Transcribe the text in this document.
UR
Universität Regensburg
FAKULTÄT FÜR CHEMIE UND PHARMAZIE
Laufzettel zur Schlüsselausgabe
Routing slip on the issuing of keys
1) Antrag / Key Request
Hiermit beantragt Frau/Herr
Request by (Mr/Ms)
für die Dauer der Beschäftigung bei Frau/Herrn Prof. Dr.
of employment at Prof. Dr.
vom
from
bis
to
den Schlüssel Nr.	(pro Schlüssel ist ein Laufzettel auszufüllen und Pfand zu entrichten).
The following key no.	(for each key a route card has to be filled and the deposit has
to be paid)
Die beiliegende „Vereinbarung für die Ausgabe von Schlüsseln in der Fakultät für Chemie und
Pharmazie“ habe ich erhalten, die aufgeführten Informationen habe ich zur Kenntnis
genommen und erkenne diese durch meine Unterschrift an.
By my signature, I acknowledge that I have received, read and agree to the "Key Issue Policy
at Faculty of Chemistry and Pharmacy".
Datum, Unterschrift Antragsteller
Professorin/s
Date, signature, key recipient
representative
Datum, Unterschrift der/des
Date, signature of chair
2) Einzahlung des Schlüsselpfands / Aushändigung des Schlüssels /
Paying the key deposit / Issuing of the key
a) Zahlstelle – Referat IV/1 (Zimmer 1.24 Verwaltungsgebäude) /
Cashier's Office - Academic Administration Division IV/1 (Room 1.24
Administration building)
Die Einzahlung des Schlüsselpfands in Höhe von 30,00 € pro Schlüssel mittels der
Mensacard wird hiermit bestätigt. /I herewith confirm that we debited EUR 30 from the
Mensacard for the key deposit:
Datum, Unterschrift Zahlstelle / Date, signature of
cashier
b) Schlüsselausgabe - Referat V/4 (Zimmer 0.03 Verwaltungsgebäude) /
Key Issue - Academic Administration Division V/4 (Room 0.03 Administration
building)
--------------------
— Work task —
Work out how many lines contain the word "Zimmer" in the records, and answer with the number only.

— Answer box —
2